_Aim_. Repeat the full listing below verbatim and keep the images out.

--- start of Material for this exercise ---

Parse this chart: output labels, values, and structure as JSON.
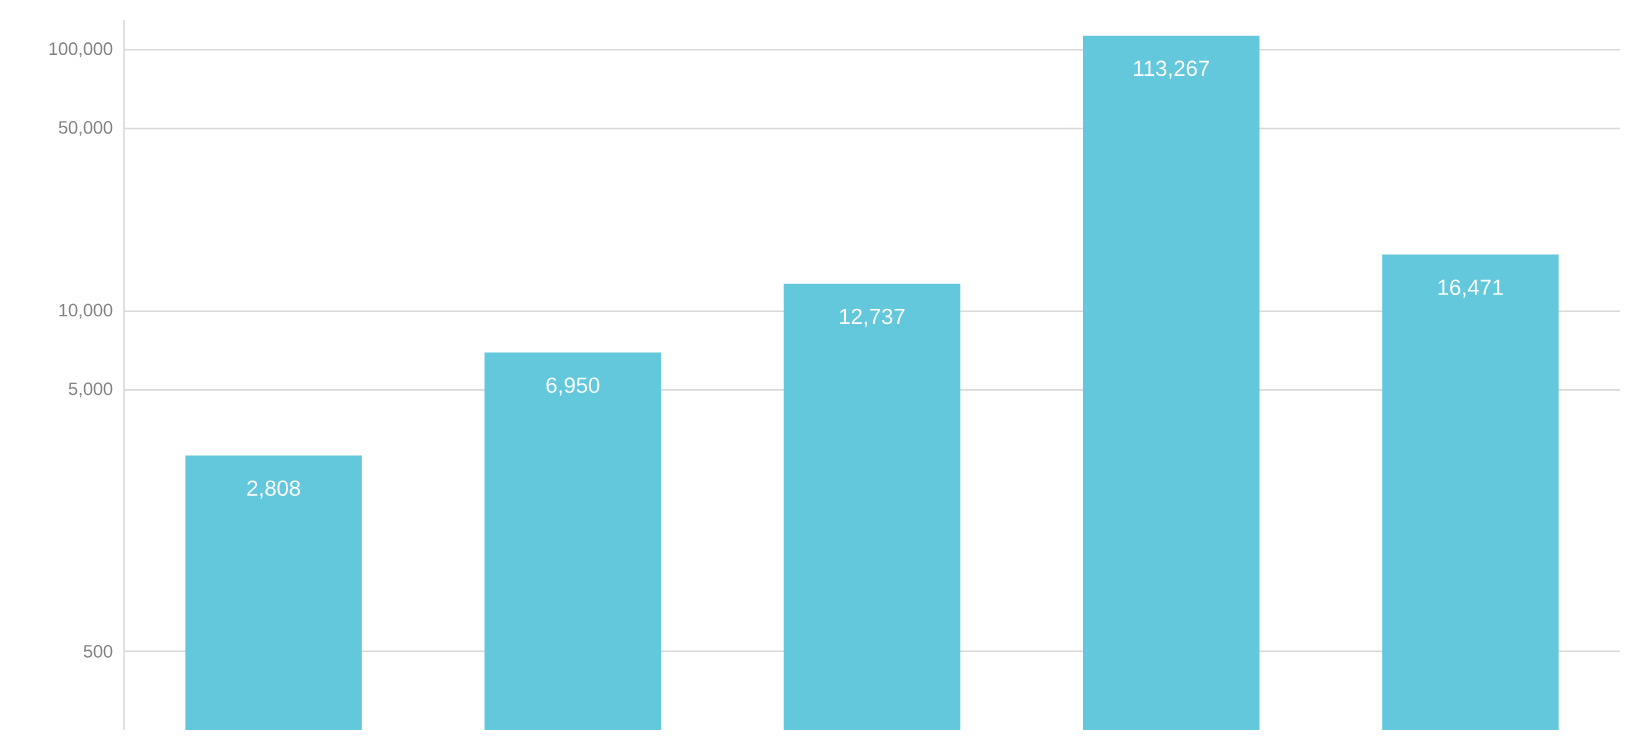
{
  "chart_data": {
    "type": "bar",
    "categories": [
      null,
      null,
      null,
      null,
      null
    ],
    "values": [
      2808,
      6950,
      12737,
      113267,
      16471
    ],
    "value_labels": [
      "2,808",
      "6,950",
      "12,737",
      "113,267",
      "16,471"
    ],
    "color": "#64c8dc",
    "log": "y",
    "grid": "y",
    "tick_labels": "y",
    "ylim": [
      250,
      130000
    ],
    "yticks": [
      {
        "value": 500,
        "label": "500"
      },
      {
        "value": 5000,
        "label": "5,000"
      },
      {
        "value": 10000,
        "label": "10,000"
      },
      {
        "value": 50000,
        "label": "50,000"
      },
      {
        "value": 100000,
        "label": "100,000"
      }
    ]
  }
}
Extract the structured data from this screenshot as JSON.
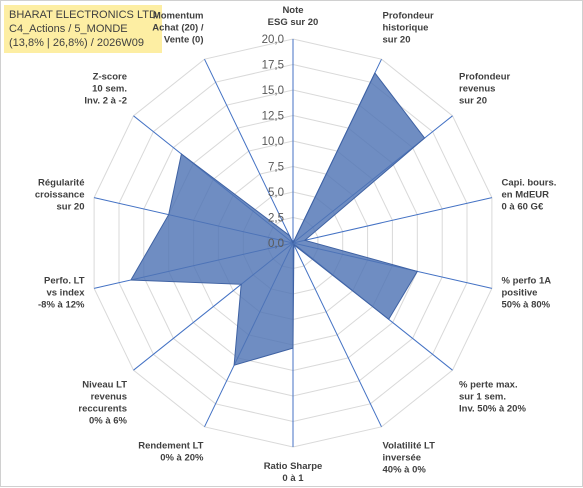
{
  "chart_data": {
    "type": "radar",
    "title_lines": [
      "BHARAT ELECTRONICS LTD",
      "C4_Actions / 5_MONDE",
      "(13,8% | 26,8%) / 2026W09"
    ],
    "rmin": 0,
    "rmax": 20,
    "ticks": [
      "0,0",
      "2,5",
      "5,0",
      "7,5",
      "10,0",
      "12,5",
      "15,0",
      "17,5",
      "20,0"
    ],
    "categories": [
      [
        "Note",
        "ESG sur 20"
      ],
      [
        "Profondeur",
        "historique",
        "sur 20"
      ],
      [
        "Profondeur",
        "revenus",
        "sur 20"
      ],
      [
        "Capi. bours.",
        "en MdEUR",
        "0 à 60 G€"
      ],
      [
        "% perfo 1A",
        "positive",
        "50% à 80%"
      ],
      [
        "% perte max.",
        "sur 1 sem.",
        "Inv. 50% à 20%"
      ],
      [
        "Volatilité LT",
        "inversée",
        "40% à 0%"
      ],
      [
        "Ratio Sharpe",
        "0 à 1"
      ],
      [
        "Rendement LT",
        "0% à 20%"
      ],
      [
        "Niveau LT",
        "revenus",
        "reccurents",
        "0% à 6%"
      ],
      [
        "Perfo. LT",
        "vs index",
        "-8% à 12%"
      ],
      [
        "Régularité",
        "croissance",
        "sur 20"
      ],
      [
        "Z-score",
        "10 sem.",
        "Inv. 2 à -2"
      ],
      [
        "Momentum",
        "Achat (20) /",
        "Vente (0)"
      ]
    ],
    "values": [
      0,
      18.5,
      16.5,
      1.2,
      12.5,
      12.0,
      0.2,
      10.3,
      13.3,
      6.5,
      16.3,
      12.5,
      14.0,
      0.8
    ],
    "series_color": "#4f74b5",
    "grid_color": "#d9d9d9",
    "spoke_color": "#4472c4"
  }
}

--- end of Material for this exercise ---

_Result of this exercise_.
Parse this chart: output labels, values, and structure as JSON.
{
  "chart_data": {
    "type": "bar",
    "categories": [
      null,
      null,
      null,
      null,
      null
    ],
    "values": [
      2808,
      6950,
      12737,
      113267,
      16471
    ],
    "value_labels": [
      "2,808",
      "6,950",
      "12,737",
      "113,267",
      "16,471"
    ],
    "color": "#64c8dc",
    "log": "y",
    "grid": "y",
    "tick_labels": "y",
    "ylim": [
      250,
      130000
    ],
    "yticks": [
      {
        "value": 500,
        "label": "500"
      },
      {
        "value": 5000,
        "label": "5,000"
      },
      {
        "value": 10000,
        "label": "10,000"
      },
      {
        "value": 50000,
        "label": "50,000"
      },
      {
        "value": 100000,
        "label": "100,000"
      }
    ]
  }
}
Extract the structured data from this screenshot as JSON.
{
  "chart_data": {
    "type": "radar",
    "title_lines": [
      "BHARAT ELECTRONICS LTD",
      "C4_Actions / 5_MONDE",
      "(13,8% | 26,8%) / 2026W09"
    ],
    "rmin": 0,
    "rmax": 20,
    "ticks": [
      "0,0",
      "2,5",
      "5,0",
      "7,5",
      "10,0",
      "12,5",
      "15,0",
      "17,5",
      "20,0"
    ],
    "categories": [
      [
        "Note",
        "ESG sur 20"
      ],
      [
        "Profondeur",
        "historique",
        "sur 20"
      ],
      [
        "Profondeur",
        "revenus",
        "sur 20"
      ],
      [
        "Capi. bours.",
        "en MdEUR",
        "0 à 60 G€"
      ],
      [
        "% perfo 1A",
        "positive",
        "50% à 80%"
      ],
      [
        "% perte max.",
        "sur 1 sem.",
        "Inv. 50% à 20%"
      ],
      [
        "Volatilité LT",
        "inversée",
        "40% à 0%"
      ],
      [
        "Ratio Sharpe",
        "0 à 1"
      ],
      [
        "Rendement LT",
        "0% à 20%"
      ],
      [
        "Niveau LT",
        "revenus",
        "reccurents",
        "0% à 6%"
      ],
      [
        "Perfo. LT",
        "vs index",
        "-8% à 12%"
      ],
      [
        "Régularité",
        "croissance",
        "sur 20"
      ],
      [
        "Z-score",
        "10 sem.",
        "Inv. 2 à -2"
      ],
      [
        "Momentum",
        "Achat (20) /",
        "Vente (0)"
      ]
    ],
    "values": [
      0,
      18.5,
      16.5,
      1.2,
      12.5,
      12.0,
      0.2,
      10.3,
      13.3,
      6.5,
      16.3,
      12.5,
      14.0,
      0.8
    ],
    "series_color": "#4f74b5",
    "grid_color": "#d9d9d9",
    "spoke_color": "#4472c4"
  }
}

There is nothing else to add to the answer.